◆ **THE PROBLEM**: In the entries below, find every line with "Number" and copy it.

━━━━━ INPUT DATA

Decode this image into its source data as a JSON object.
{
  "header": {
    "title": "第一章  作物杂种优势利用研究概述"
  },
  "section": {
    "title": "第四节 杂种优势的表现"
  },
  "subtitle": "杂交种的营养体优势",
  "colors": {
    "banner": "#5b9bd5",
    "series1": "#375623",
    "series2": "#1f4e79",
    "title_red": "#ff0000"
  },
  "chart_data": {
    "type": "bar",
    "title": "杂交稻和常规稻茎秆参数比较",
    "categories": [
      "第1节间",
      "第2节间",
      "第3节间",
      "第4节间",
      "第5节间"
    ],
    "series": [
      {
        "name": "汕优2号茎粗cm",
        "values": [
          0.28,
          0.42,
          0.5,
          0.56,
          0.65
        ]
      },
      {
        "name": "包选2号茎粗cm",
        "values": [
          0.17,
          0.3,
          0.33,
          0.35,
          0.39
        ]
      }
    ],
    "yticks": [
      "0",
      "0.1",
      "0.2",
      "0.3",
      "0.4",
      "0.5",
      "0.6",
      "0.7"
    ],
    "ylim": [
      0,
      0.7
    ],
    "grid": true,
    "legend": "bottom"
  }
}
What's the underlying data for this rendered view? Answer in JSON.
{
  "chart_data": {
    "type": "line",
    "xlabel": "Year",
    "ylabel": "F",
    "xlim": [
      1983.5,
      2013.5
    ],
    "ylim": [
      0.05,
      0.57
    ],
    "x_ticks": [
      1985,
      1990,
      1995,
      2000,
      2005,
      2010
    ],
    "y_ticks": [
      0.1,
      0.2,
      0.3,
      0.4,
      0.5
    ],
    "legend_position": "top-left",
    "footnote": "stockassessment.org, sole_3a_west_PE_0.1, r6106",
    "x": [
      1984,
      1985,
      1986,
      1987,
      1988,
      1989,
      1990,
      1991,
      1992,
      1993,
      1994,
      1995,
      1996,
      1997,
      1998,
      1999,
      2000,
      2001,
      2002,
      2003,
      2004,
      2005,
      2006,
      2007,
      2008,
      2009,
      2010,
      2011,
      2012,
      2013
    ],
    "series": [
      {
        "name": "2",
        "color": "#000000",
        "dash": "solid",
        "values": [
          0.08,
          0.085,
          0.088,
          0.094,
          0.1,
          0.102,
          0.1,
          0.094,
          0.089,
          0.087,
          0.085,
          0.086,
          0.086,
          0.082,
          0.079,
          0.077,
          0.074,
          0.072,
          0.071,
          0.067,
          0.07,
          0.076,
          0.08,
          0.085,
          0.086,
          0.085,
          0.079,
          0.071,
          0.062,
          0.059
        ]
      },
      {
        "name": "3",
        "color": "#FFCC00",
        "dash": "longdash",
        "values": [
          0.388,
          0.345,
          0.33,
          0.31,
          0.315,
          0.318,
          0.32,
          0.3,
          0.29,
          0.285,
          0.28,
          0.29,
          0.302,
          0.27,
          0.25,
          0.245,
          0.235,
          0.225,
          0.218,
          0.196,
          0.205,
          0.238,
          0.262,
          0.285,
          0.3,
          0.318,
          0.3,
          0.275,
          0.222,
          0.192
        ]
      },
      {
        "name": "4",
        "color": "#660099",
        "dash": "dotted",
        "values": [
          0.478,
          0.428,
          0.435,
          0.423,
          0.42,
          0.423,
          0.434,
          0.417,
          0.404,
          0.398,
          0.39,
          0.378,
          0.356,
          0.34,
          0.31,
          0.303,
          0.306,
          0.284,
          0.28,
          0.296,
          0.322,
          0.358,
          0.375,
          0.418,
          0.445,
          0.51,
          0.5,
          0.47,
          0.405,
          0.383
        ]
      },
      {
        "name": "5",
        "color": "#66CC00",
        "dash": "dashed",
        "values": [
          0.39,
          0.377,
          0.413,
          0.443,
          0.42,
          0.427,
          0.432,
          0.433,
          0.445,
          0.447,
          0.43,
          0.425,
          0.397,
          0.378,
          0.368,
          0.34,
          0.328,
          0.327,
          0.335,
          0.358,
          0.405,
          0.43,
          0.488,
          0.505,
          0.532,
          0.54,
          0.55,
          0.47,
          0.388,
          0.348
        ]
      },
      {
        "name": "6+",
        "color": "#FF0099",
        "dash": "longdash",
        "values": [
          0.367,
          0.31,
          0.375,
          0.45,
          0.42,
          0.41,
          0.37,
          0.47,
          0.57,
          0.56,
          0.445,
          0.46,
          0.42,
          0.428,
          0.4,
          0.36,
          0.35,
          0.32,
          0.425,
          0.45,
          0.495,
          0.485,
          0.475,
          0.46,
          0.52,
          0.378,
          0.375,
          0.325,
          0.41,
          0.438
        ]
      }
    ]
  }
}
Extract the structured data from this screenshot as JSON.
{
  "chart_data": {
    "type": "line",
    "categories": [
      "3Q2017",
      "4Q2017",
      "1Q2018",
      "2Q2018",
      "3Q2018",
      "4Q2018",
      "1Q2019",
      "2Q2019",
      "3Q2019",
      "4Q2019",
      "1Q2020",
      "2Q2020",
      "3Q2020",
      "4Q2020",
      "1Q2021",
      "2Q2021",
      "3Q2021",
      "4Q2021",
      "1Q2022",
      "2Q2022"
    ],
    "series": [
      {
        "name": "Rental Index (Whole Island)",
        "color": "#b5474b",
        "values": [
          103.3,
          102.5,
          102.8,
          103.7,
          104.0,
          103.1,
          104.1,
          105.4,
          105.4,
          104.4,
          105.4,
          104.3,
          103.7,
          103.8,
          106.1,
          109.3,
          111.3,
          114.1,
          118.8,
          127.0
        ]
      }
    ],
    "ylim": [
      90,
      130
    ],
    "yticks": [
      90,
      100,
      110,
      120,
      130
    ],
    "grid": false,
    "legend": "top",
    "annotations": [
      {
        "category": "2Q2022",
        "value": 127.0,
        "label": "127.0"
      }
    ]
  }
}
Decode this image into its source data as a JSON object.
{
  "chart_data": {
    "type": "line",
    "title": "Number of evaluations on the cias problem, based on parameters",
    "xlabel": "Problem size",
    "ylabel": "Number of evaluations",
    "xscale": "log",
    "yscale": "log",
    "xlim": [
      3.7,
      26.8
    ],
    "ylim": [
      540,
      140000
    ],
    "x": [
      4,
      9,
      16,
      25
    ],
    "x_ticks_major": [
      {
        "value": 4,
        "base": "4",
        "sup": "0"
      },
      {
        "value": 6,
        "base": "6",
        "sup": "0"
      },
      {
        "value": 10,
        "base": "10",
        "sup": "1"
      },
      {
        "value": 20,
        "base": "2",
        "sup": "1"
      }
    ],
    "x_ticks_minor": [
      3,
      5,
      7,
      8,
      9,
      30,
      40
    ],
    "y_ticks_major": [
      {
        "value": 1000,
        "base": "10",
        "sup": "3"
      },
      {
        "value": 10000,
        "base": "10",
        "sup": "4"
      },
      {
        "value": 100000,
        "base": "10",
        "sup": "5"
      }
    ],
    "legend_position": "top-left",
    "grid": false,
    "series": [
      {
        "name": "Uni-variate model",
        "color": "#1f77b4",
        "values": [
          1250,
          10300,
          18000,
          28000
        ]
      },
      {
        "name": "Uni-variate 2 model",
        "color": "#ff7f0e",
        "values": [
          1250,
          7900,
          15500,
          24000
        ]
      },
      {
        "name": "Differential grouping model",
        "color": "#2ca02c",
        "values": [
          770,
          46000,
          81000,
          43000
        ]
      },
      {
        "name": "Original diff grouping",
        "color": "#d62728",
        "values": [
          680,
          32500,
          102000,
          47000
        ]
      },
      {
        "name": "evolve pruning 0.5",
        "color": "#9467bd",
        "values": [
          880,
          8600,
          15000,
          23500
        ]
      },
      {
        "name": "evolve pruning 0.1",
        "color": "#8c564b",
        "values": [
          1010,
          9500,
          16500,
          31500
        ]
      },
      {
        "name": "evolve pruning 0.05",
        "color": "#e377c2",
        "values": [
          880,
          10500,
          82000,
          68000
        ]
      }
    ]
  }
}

━━━━━━━━━━

◆ **TASK SOLUTION**:
    "title": "Number of evaluations on the cias problem, based on parameters",
    "ylabel": "Number of evaluations",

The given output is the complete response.